Exercise:
Repeat the lines that follow, leaving nothing out.
·····
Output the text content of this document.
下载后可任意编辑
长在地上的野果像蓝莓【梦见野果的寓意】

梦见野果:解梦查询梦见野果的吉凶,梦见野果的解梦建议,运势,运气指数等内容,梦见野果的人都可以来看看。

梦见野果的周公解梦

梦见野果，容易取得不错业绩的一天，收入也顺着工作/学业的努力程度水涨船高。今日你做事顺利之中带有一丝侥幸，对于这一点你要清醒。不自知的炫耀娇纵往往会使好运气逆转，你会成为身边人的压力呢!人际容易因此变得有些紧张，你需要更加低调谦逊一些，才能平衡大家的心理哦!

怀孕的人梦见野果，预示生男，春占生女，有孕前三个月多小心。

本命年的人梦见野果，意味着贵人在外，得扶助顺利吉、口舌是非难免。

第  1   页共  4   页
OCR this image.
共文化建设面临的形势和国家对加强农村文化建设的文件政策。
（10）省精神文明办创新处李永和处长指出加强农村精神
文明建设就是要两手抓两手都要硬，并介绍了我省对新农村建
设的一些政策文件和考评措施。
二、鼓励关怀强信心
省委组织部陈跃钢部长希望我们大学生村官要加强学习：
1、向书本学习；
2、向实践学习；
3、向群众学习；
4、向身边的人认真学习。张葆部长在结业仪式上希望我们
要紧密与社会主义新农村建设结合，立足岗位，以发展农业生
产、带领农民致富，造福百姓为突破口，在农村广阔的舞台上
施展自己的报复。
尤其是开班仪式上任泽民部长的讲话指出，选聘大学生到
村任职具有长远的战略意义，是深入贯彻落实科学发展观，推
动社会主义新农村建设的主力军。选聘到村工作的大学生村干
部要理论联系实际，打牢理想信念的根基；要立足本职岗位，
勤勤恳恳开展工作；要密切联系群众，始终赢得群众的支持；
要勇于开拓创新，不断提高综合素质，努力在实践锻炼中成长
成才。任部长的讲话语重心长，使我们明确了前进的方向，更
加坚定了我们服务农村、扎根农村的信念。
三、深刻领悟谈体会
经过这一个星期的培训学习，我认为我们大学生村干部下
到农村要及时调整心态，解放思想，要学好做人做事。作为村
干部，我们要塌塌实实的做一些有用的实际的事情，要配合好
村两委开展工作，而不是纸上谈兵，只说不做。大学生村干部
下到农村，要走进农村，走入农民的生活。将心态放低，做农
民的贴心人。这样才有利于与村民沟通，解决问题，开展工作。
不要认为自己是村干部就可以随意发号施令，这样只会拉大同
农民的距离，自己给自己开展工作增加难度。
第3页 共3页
·····
Response below:
Output the text content of this document.
下载后可任意编辑
长在地上的野果像蓝莓【梦见野果的寓意】

梦见野果:解梦查询梦见野果的吉凶,梦见野果的解梦建议,运势,运气指数等内容,梦见野果的人都可以来看看。

梦见野果的周公解梦

梦见野果，容易取得不错业绩的一天，收入也顺着工作/学业的努力程度水涨船高。今日你做事顺利之中带有一丝侥幸，对于这一点你要清醒。不自知的炫耀娇纵往往会使好运气逆转，你会成为身边人的压力呢!人际容易因此变得有些紧张，你需要更加低调谦逊一些，才能平衡大家的心理哦!

怀孕的人梦见野果，预示生男，春占生女，有孕前三个月多小心。

本命年的人梦见野果，意味着贵人在外，得扶助顺利吉、口舌是非难免。

第  1   页共  4   页
OCR this image.
共文化建设面临的形势和国家对加强农村文化建设的文件政策。
（10）省精神文明办创新处李永和处长指出加强农村精神
文明建设就是要两手抓两手都要硬，并介绍了我省对新农村建
设的一些政策文件和考评措施。
二、鼓励关怀强信心
省委组织部陈跃钢部长希望我们大学生村官要加强学习：
1、向书本学习；
2、向实践学习；
3、向群众学习；
4、向身边的人认真学习。张葆部长在结业仪式上希望我们
要紧密与社会主义新农村建设结合，立足岗位，以发展农业生
产、带领农民致富，造福百姓为突破口，在农村广阔的舞台上
施展自己的报复。
尤其是开班仪式上任泽民部长的讲话指出，选聘大学生到
村任职具有长远的战略意义，是深入贯彻落实科学发展观，推
动社会主义新农村建设的主力军。选聘到村工作的大学生村干
部要理论联系实际，打牢理想信念的根基；要立足本职岗位，
勤勤恳恳开展工作；要密切联系群众，始终赢得群众的支持；
要勇于开拓创新，不断提高综合素质，努力在实践锻炼中成长
成才。任部长的讲话语重心长，使我们明确了前进的方向，更
加坚定了我们服务农村、扎根农村的信念。
三、深刻领悟谈体会
经过这一个星期的培训学习，我认为我们大学生村干部下
到农村要及时调整心态，解放思想，要学好做人做事。作为村
干部，我们要塌塌实实的做一些有用的实际的事情，要配合好
村两委开展工作，而不是纸上谈兵，只说不做。大学生村干部
下到农村，要走进农村，走入农民的生活。将心态放低，做农
民的贴心人。这样才有利于与村民沟通，解决问题，开展工作。
不要认为自己是村干部就可以随意发号施令，这样只会拉大同
农民的距离，自己给自己开展工作增加难度。
第3页 共3页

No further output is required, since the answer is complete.